* DATA PROVIDED
** START **
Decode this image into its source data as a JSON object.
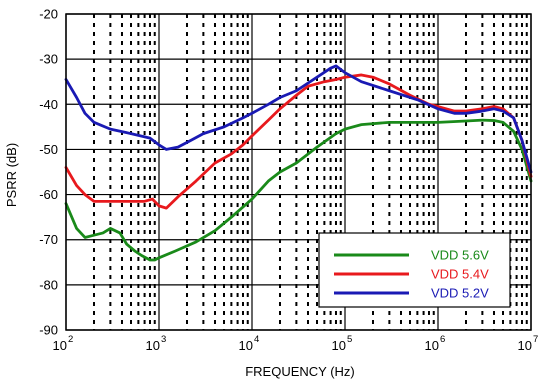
{
  "chart_data": {
    "type": "line",
    "title": "",
    "xlabel": "FREQUENCY (Hz)",
    "ylabel": "PSRR (dB)",
    "xscale": "log",
    "xlim": [
      100,
      10000000
    ],
    "ylim": [
      -90,
      -20
    ],
    "y_ticks": [
      -90,
      -80,
      -70,
      -60,
      -50,
      -40,
      -30,
      -20
    ],
    "x_ticks": [
      {
        "value": 100,
        "base": "10",
        "exp": "2"
      },
      {
        "value": 1000,
        "base": "10",
        "exp": "3"
      },
      {
        "value": 10000,
        "base": "10",
        "exp": "4"
      },
      {
        "value": 100000,
        "base": "10",
        "exp": "5"
      },
      {
        "value": 1000000,
        "base": "10",
        "exp": "6"
      },
      {
        "value": 10000000,
        "base": "10",
        "exp": "7"
      }
    ],
    "grid": true,
    "legend_position": "bottom-right",
    "series": [
      {
        "name": "VDD 5.6V",
        "color": "#1a8a1a",
        "points": [
          [
            100,
            -62
          ],
          [
            130,
            -67.5
          ],
          [
            160,
            -69.5
          ],
          [
            200,
            -69
          ],
          [
            250,
            -68.5
          ],
          [
            300,
            -67.5
          ],
          [
            380,
            -68.5
          ],
          [
            450,
            -71
          ],
          [
            550,
            -72.5
          ],
          [
            650,
            -73.5
          ],
          [
            800,
            -74.5
          ],
          [
            900,
            -74.5
          ],
          [
            1000,
            -74
          ],
          [
            1500,
            -72.5
          ],
          [
            2500,
            -70.5
          ],
          [
            4000,
            -68
          ],
          [
            6000,
            -65
          ],
          [
            10000,
            -61
          ],
          [
            15000,
            -57
          ],
          [
            20000,
            -55
          ],
          [
            30000,
            -53
          ],
          [
            50000,
            -49.5
          ],
          [
            80000,
            -46.5
          ],
          [
            100000,
            -45.5
          ],
          [
            150000,
            -44.5
          ],
          [
            300000,
            -44
          ],
          [
            1000000,
            -44
          ],
          [
            2000000,
            -43.7
          ],
          [
            3000000,
            -43.5
          ],
          [
            4000000,
            -43.6
          ],
          [
            5000000,
            -44
          ],
          [
            6500000,
            -46
          ],
          [
            8000000,
            -50
          ],
          [
            10000000,
            -57
          ]
        ]
      },
      {
        "name": "VDD 5.4V",
        "color": "#e8191d",
        "points": [
          [
            100,
            -54
          ],
          [
            130,
            -58
          ],
          [
            160,
            -60
          ],
          [
            200,
            -61.5
          ],
          [
            300,
            -61.5
          ],
          [
            500,
            -61.5
          ],
          [
            700,
            -61.5
          ],
          [
            850,
            -61
          ],
          [
            1000,
            -62.5
          ],
          [
            1200,
            -63
          ],
          [
            1600,
            -60.5
          ],
          [
            2500,
            -57
          ],
          [
            4000,
            -53
          ],
          [
            6000,
            -51
          ],
          [
            8000,
            -49
          ],
          [
            10000,
            -47
          ],
          [
            15000,
            -43.5
          ],
          [
            20000,
            -41
          ],
          [
            30000,
            -38
          ],
          [
            40000,
            -36
          ],
          [
            60000,
            -35
          ],
          [
            80000,
            -34.5
          ],
          [
            100000,
            -34
          ],
          [
            150000,
            -33.5
          ],
          [
            200000,
            -34
          ],
          [
            300000,
            -35.5
          ],
          [
            500000,
            -38
          ],
          [
            800000,
            -40
          ],
          [
            1000000,
            -40.5
          ],
          [
            1500000,
            -41.5
          ],
          [
            2000000,
            -41.5
          ],
          [
            3000000,
            -41
          ],
          [
            4000000,
            -40.5
          ],
          [
            5000000,
            -41
          ],
          [
            6500000,
            -43
          ],
          [
            8000000,
            -48
          ],
          [
            10000000,
            -56
          ]
        ]
      },
      {
        "name": "VDD 5.2V",
        "color": "#1a1ab4",
        "points": [
          [
            100,
            -34.5
          ],
          [
            130,
            -38.5
          ],
          [
            160,
            -42
          ],
          [
            200,
            -44
          ],
          [
            300,
            -45.5
          ],
          [
            500,
            -46.5
          ],
          [
            800,
            -47.5
          ],
          [
            1000,
            -49
          ],
          [
            1200,
            -50
          ],
          [
            1600,
            -49.5
          ],
          [
            2200,
            -48
          ],
          [
            3000,
            -46.5
          ],
          [
            5000,
            -45
          ],
          [
            8000,
            -43
          ],
          [
            10000,
            -42
          ],
          [
            15000,
            -40
          ],
          [
            20000,
            -38.5
          ],
          [
            30000,
            -37
          ],
          [
            50000,
            -34
          ],
          [
            70000,
            -32
          ],
          [
            80000,
            -31.5
          ],
          [
            100000,
            -33
          ],
          [
            150000,
            -35
          ],
          [
            300000,
            -37
          ],
          [
            600000,
            -39
          ],
          [
            1000000,
            -41
          ],
          [
            1500000,
            -42
          ],
          [
            2000000,
            -42
          ],
          [
            3000000,
            -41.5
          ],
          [
            4000000,
            -41
          ],
          [
            5000000,
            -41.5
          ],
          [
            6500000,
            -43
          ],
          [
            8000000,
            -48
          ],
          [
            10000000,
            -55
          ]
        ]
      }
    ]
  }
}
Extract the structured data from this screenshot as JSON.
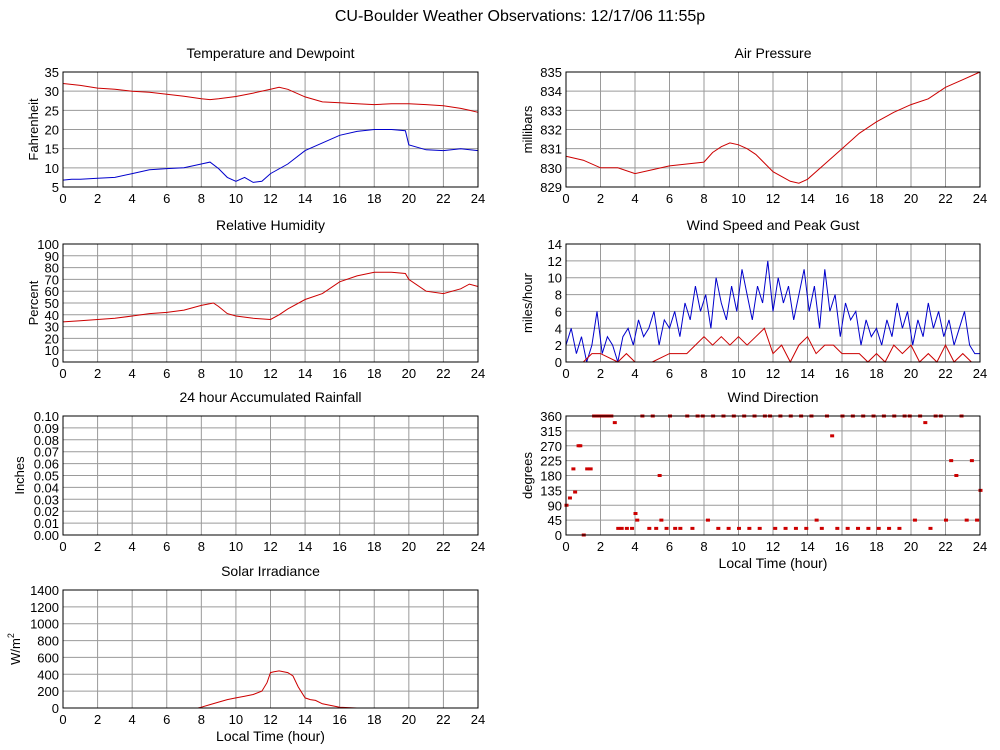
{
  "page": {
    "title": "CU-Boulder Weather Observations: 12/17/06 11:55p"
  },
  "colors": {
    "series1": "#cc0000",
    "series2": "#0000cc",
    "grid": "#9a9a9a",
    "axis": "#000000"
  },
  "chart_data": [
    {
      "id": "temp",
      "type": "line",
      "title": "Temperature and Dewpoint",
      "xlabel": "",
      "ylabel": "Fahrenheit",
      "xlim": [
        0,
        24
      ],
      "ylim": [
        5,
        35
      ],
      "xticks": [
        0,
        2,
        4,
        6,
        8,
        10,
        12,
        14,
        16,
        18,
        20,
        22,
        24
      ],
      "yticks": [
        5,
        10,
        15,
        20,
        25,
        30,
        35
      ],
      "grid": true,
      "series": [
        {
          "color": "#cc0000",
          "x": [
            0,
            1,
            2,
            3,
            4,
            5,
            6,
            7,
            8,
            8.5,
            9,
            10,
            11,
            12,
            12.5,
            13,
            14,
            15,
            16,
            17,
            18,
            19,
            20,
            21,
            22,
            23,
            23.5,
            24
          ],
          "y": [
            32,
            31.5,
            30.8,
            30.5,
            30,
            29.7,
            29.2,
            28.7,
            28,
            27.8,
            28,
            28.6,
            29.5,
            30.5,
            31,
            30.5,
            28.5,
            27.2,
            27,
            26.7,
            26.5,
            26.7,
            26.7,
            26.5,
            26.2,
            25.5,
            25,
            24.5
          ]
        },
        {
          "color": "#0000cc",
          "x": [
            0,
            0.5,
            1,
            2,
            3,
            4,
            5,
            6,
            7,
            8,
            8.5,
            9,
            9.5,
            10,
            10.5,
            11,
            11.5,
            12,
            13,
            14,
            15,
            16,
            17,
            18,
            19,
            19.8,
            20,
            21,
            22,
            23,
            24
          ],
          "y": [
            6.8,
            7,
            7,
            7.3,
            7.5,
            8.5,
            9.5,
            9.8,
            10,
            11,
            11.5,
            9.8,
            7.5,
            6.5,
            7.5,
            6.2,
            6.5,
            8.5,
            11,
            14.5,
            16.5,
            18.5,
            19.5,
            20,
            20,
            19.7,
            16,
            14.7,
            14.5,
            15,
            14.5
          ]
        }
      ]
    },
    {
      "id": "pressure",
      "type": "line",
      "title": "Air Pressure",
      "xlabel": "",
      "ylabel": "millibars",
      "xlim": [
        0,
        24
      ],
      "ylim": [
        829,
        835
      ],
      "xticks": [
        0,
        2,
        4,
        6,
        8,
        10,
        12,
        14,
        16,
        18,
        20,
        22,
        24
      ],
      "yticks": [
        829,
        830,
        831,
        832,
        833,
        834,
        835
      ],
      "grid": true,
      "series": [
        {
          "color": "#cc0000",
          "x": [
            0,
            1,
            2,
            3,
            4,
            5,
            6,
            7,
            8,
            8.5,
            9,
            9.5,
            10,
            10.5,
            11,
            12,
            13,
            13.5,
            14,
            15,
            16,
            17,
            18,
            19,
            20,
            21,
            22,
            23,
            24
          ],
          "y": [
            830.6,
            830.4,
            830,
            830,
            829.7,
            829.9,
            830.1,
            830.2,
            830.3,
            830.8,
            831.1,
            831.3,
            831.2,
            831,
            830.7,
            829.8,
            829.3,
            829.2,
            829.4,
            830.2,
            831,
            831.8,
            832.4,
            832.9,
            833.3,
            833.6,
            834.2,
            834.6,
            835
          ]
        }
      ]
    },
    {
      "id": "humidity",
      "type": "line",
      "title": "Relative Humidity",
      "xlabel": "",
      "ylabel": "Percent",
      "xlim": [
        0,
        24
      ],
      "ylim": [
        0,
        100
      ],
      "xticks": [
        0,
        2,
        4,
        6,
        8,
        10,
        12,
        14,
        16,
        18,
        20,
        22,
        24
      ],
      "yticks": [
        0,
        10,
        20,
        30,
        40,
        50,
        60,
        70,
        80,
        90,
        100
      ],
      "grid": true,
      "series": [
        {
          "color": "#cc0000",
          "x": [
            0,
            1,
            2,
            3,
            4,
            5,
            6,
            7,
            8,
            8.7,
            9,
            9.5,
            10,
            11,
            12,
            12.5,
            13,
            14,
            15,
            16,
            17,
            18,
            19,
            19.8,
            20,
            21,
            22,
            23,
            23.5,
            24
          ],
          "y": [
            34,
            35,
            36,
            37,
            39,
            41,
            42,
            44,
            48,
            50,
            47,
            41,
            39,
            37,
            36,
            40,
            45,
            53,
            58,
            68,
            73,
            76,
            76,
            75,
            70,
            60,
            58,
            62,
            66,
            64
          ]
        }
      ]
    },
    {
      "id": "wind",
      "type": "line",
      "title": "Wind Speed and Peak Gust",
      "xlabel": "",
      "ylabel": "miles/hour",
      "xlim": [
        0,
        24
      ],
      "ylim": [
        0,
        14
      ],
      "xticks": [
        0,
        2,
        4,
        6,
        8,
        10,
        12,
        14,
        16,
        18,
        20,
        22,
        24
      ],
      "yticks": [
        0,
        2,
        4,
        6,
        8,
        10,
        12,
        14
      ],
      "grid": true,
      "series": [
        {
          "color": "#0000cc",
          "x": [
            0,
            0.3,
            0.6,
            0.9,
            1.2,
            1.5,
            1.8,
            2.1,
            2.4,
            2.7,
            3,
            3.3,
            3.6,
            3.9,
            4.2,
            4.5,
            4.8,
            5.1,
            5.4,
            5.7,
            6,
            6.3,
            6.6,
            6.9,
            7.2,
            7.5,
            7.8,
            8.1,
            8.4,
            8.7,
            9,
            9.3,
            9.6,
            9.9,
            10.2,
            10.5,
            10.8,
            11.1,
            11.4,
            11.7,
            12,
            12.3,
            12.6,
            12.9,
            13.2,
            13.5,
            13.8,
            14.1,
            14.4,
            14.7,
            15,
            15.3,
            15.6,
            15.9,
            16.2,
            16.5,
            16.8,
            17.1,
            17.4,
            17.7,
            18,
            18.3,
            18.6,
            18.9,
            19.2,
            19.5,
            19.8,
            20.1,
            20.4,
            20.7,
            21,
            21.3,
            21.6,
            21.9,
            22.2,
            22.5,
            22.8,
            23.1,
            23.4,
            23.7,
            24
          ],
          "y": [
            2,
            4,
            1,
            3,
            0,
            2,
            6,
            1,
            3,
            2,
            0,
            3,
            4,
            2,
            5,
            3,
            4,
            6,
            2,
            5,
            4,
            6,
            3,
            7,
            5,
            9,
            6,
            8,
            4,
            10,
            7,
            5,
            9,
            6,
            11,
            8,
            5,
            9,
            7,
            12,
            6,
            10,
            7,
            9,
            5,
            8,
            11,
            6,
            9,
            4,
            11,
            6,
            8,
            3,
            7,
            5,
            6,
            2,
            5,
            3,
            4,
            2,
            5,
            3,
            7,
            4,
            6,
            2,
            5,
            3,
            7,
            4,
            6,
            3,
            5,
            2,
            4,
            6,
            2,
            1,
            1
          ]
        },
        {
          "color": "#cc0000",
          "x": [
            0,
            1,
            1.5,
            2,
            3,
            3.5,
            4,
            5,
            6,
            7,
            7.5,
            8,
            8.5,
            9,
            9.5,
            10,
            10.5,
            11,
            11.5,
            12,
            12.5,
            13,
            13.5,
            14,
            14.5,
            15,
            15.5,
            16,
            17,
            17.5,
            18,
            18.5,
            19,
            19.5,
            20,
            20.5,
            21,
            21.5,
            22,
            22.5,
            23,
            23.5,
            24
          ],
          "y": [
            0,
            0,
            1,
            1,
            0,
            1,
            0,
            0,
            1,
            1,
            2,
            3,
            2,
            3,
            2,
            3,
            2,
            3,
            4,
            1,
            2,
            0,
            2,
            3,
            1,
            2,
            2,
            1,
            1,
            0,
            1,
            0,
            2,
            1,
            2,
            0,
            1,
            0,
            2,
            0,
            1,
            0,
            0
          ]
        }
      ]
    },
    {
      "id": "rain",
      "type": "line",
      "title": "24 hour Accumulated Rainfall",
      "xlabel": "",
      "ylabel": "Inches",
      "xlim": [
        0,
        24
      ],
      "ylim": [
        0,
        0.1
      ],
      "xticks": [
        0,
        2,
        4,
        6,
        8,
        10,
        12,
        14,
        16,
        18,
        20,
        22,
        24
      ],
      "yticks": [
        0,
        0.01,
        0.02,
        0.03,
        0.04,
        0.05,
        0.06,
        0.07,
        0.08,
        0.09,
        0.1
      ],
      "yticklabels": [
        "0.00",
        "0.01",
        "0.02",
        "0.03",
        "0.04",
        "0.05",
        "0.06",
        "0.07",
        "0.08",
        "0.09",
        "0.10"
      ],
      "grid": true,
      "series": [
        {
          "color": "#cc0000",
          "x": [
            0,
            24
          ],
          "y": [
            0,
            0
          ]
        }
      ]
    },
    {
      "id": "direction",
      "type": "scatter",
      "title": "Wind Direction",
      "xlabel": "Local Time (hour)",
      "ylabel": "degrees",
      "xlim": [
        0,
        24
      ],
      "ylim": [
        0,
        360
      ],
      "xticks": [
        0,
        2,
        4,
        6,
        8,
        10,
        12,
        14,
        16,
        18,
        20,
        22,
        24
      ],
      "yticks": [
        0,
        45,
        90,
        135,
        180,
        225,
        270,
        315,
        360
      ],
      "grid": true,
      "series": [
        {
          "color": "#cc0000",
          "x": [
            0,
            0.2,
            0.4,
            0.5,
            0.7,
            0.8,
            1,
            1.2,
            1.4,
            1.6,
            1.8,
            2,
            2.2,
            2.4,
            2.6,
            2.8,
            3,
            3.2,
            3.5,
            3.8,
            4,
            4.1,
            4.4,
            4.8,
            5,
            5.2,
            5.4,
            5.5,
            5.8,
            6,
            6.3,
            6.6,
            7,
            7.3,
            7.6,
            7.9,
            8.2,
            8.5,
            8.8,
            9.1,
            9.4,
            9.7,
            10,
            10.3,
            10.6,
            10.9,
            11.2,
            11.5,
            11.8,
            12.1,
            12.4,
            12.7,
            13,
            13.3,
            13.6,
            13.9,
            14.2,
            14.5,
            14.8,
            15.1,
            15.4,
            15.7,
            16,
            16.3,
            16.6,
            16.9,
            17.2,
            17.5,
            17.8,
            18.1,
            18.4,
            18.7,
            19,
            19.3,
            19.6,
            19.9,
            20.2,
            20.5,
            20.8,
            21.1,
            21.4,
            21.7,
            22,
            22.3,
            22.6,
            22.9,
            23.2,
            23.5,
            23.8,
            24
          ],
          "y": [
            90,
            112,
            200,
            130,
            270,
            270,
            0,
            200,
            200,
            360,
            360,
            360,
            360,
            360,
            360,
            340,
            20,
            20,
            20,
            20,
            65,
            45,
            360,
            20,
            360,
            20,
            180,
            45,
            20,
            360,
            20,
            20,
            360,
            20,
            360,
            360,
            45,
            360,
            20,
            360,
            20,
            360,
            20,
            360,
            20,
            360,
            20,
            360,
            360,
            20,
            360,
            20,
            360,
            20,
            360,
            20,
            360,
            45,
            20,
            360,
            300,
            20,
            360,
            20,
            360,
            20,
            360,
            20,
            360,
            20,
            360,
            20,
            360,
            20,
            360,
            360,
            45,
            360,
            340,
            20,
            360,
            360,
            45,
            225,
            180,
            360,
            45,
            225,
            45,
            135
          ]
        }
      ]
    },
    {
      "id": "solar",
      "type": "line",
      "title": "Solar Irradiance",
      "xlabel": "Local Time (hour)",
      "ylabel": "W/m",
      "ylabel_sup": "2",
      "xlim": [
        0,
        24
      ],
      "ylim": [
        0,
        1400
      ],
      "xticks": [
        0,
        2,
        4,
        6,
        8,
        10,
        12,
        14,
        16,
        18,
        20,
        22,
        24
      ],
      "yticks": [
        0,
        200,
        400,
        600,
        800,
        1000,
        1200,
        1400
      ],
      "grid": true,
      "series": [
        {
          "color": "#cc0000",
          "x": [
            0,
            7.8,
            8,
            8.5,
            9,
            9.5,
            10,
            10.5,
            11,
            11.5,
            11.8,
            12,
            12.2,
            12.5,
            13,
            13.3,
            13.6,
            14,
            14.3,
            14.6,
            15,
            15.5,
            16,
            16.5,
            17,
            24
          ],
          "y": [
            0,
            0,
            10,
            40,
            70,
            100,
            120,
            140,
            160,
            200,
            300,
            420,
            430,
            440,
            420,
            380,
            250,
            120,
            100,
            90,
            50,
            30,
            10,
            5,
            0,
            0
          ]
        }
      ]
    }
  ]
}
** END **
* REQUIREMENTS
Filter out every line that lacks the word "name", and copy the rest.

* WORKED SOLUTION
        "name": "VDD 5.6V",
        "name": "VDD 5.4V",
        "name": "VDD 5.2V",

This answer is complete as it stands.